SHORT TASK.
Every line below that holds the string "some" should be copied out.

[Dataset items]
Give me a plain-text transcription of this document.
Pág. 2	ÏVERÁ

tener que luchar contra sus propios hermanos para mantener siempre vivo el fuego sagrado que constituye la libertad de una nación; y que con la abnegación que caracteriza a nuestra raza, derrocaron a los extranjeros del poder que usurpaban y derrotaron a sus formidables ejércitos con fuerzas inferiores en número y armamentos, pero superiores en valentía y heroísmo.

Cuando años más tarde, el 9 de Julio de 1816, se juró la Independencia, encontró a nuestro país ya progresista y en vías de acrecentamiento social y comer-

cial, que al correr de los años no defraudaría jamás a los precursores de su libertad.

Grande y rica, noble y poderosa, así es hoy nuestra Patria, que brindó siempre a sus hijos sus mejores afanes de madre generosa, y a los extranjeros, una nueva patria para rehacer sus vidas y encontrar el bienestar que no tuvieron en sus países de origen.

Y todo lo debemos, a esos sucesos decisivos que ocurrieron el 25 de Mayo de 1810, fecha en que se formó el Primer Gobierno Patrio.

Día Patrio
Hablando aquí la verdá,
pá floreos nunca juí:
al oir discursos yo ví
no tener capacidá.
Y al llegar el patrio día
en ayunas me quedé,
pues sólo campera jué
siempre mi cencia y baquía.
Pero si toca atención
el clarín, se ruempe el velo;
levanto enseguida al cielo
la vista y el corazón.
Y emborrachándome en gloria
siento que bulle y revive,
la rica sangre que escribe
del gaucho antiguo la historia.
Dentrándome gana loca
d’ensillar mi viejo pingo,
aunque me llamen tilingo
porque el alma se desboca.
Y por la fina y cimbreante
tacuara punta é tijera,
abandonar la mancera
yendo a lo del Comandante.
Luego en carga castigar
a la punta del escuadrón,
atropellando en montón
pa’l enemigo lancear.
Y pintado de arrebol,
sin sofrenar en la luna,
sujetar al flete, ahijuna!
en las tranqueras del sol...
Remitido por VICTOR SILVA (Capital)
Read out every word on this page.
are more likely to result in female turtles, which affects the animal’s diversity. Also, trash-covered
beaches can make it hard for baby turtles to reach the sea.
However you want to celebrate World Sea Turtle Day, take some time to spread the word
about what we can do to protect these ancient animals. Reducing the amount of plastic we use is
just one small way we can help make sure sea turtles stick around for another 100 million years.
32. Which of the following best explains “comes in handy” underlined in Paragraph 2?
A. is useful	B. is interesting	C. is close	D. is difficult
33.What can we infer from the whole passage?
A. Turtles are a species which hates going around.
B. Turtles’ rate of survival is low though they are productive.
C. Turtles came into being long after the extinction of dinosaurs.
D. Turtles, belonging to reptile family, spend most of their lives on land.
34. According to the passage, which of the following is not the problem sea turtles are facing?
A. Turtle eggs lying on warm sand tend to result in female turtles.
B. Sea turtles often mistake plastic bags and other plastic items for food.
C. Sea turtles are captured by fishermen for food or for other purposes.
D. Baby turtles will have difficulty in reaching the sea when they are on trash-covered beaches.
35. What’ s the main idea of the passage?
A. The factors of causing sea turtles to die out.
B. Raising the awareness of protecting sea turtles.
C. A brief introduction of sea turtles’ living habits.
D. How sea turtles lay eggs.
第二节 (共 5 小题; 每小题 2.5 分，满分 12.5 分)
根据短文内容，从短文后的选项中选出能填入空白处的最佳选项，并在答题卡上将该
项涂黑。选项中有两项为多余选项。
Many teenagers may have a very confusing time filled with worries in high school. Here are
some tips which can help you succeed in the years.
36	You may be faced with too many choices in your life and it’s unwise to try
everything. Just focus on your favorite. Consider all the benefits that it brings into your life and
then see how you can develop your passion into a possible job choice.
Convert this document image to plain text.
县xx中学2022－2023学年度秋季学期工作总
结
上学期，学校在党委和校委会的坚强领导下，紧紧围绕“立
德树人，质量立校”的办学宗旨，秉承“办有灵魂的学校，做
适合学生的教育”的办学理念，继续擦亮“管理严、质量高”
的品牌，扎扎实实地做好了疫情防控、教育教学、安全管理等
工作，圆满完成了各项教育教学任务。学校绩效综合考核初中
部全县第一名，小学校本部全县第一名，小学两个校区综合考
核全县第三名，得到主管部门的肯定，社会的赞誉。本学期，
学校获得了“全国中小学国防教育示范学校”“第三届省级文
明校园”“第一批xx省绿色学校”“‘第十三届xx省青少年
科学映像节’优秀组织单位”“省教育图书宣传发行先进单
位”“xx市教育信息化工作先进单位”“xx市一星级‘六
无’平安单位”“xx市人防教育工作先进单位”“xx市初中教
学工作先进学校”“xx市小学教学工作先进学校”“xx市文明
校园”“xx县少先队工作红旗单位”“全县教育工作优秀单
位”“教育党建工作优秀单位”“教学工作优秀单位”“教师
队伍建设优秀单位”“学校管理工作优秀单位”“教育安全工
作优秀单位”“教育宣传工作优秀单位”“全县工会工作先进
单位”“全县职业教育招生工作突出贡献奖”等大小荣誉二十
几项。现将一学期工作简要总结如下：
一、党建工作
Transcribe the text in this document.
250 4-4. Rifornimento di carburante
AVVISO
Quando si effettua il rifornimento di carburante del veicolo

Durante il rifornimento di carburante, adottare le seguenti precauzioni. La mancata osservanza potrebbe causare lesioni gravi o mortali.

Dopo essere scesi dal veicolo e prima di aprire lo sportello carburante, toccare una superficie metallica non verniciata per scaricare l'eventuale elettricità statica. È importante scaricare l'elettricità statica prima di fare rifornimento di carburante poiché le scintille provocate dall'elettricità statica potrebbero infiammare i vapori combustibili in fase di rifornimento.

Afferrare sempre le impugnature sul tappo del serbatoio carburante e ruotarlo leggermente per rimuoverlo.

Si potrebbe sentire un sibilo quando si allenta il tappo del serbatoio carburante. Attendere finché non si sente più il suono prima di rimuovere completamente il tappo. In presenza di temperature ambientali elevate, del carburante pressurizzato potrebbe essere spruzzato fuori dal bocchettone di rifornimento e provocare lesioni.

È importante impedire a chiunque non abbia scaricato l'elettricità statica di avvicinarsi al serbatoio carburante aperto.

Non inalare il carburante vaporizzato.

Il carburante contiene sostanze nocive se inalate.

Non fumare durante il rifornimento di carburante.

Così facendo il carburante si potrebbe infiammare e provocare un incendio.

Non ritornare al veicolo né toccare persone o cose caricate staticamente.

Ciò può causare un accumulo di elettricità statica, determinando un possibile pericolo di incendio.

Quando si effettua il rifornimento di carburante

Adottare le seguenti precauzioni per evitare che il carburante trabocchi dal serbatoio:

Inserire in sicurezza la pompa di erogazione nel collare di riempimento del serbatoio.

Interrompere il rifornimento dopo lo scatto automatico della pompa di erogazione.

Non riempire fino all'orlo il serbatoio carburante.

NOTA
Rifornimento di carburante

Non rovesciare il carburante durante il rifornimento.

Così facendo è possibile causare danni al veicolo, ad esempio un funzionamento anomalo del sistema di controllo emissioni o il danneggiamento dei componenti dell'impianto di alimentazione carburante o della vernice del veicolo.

THE SOLUTION.
However you want to celebrate World Sea Turtle Day, take some time to spread the word
some tips which can help you succeed in the years.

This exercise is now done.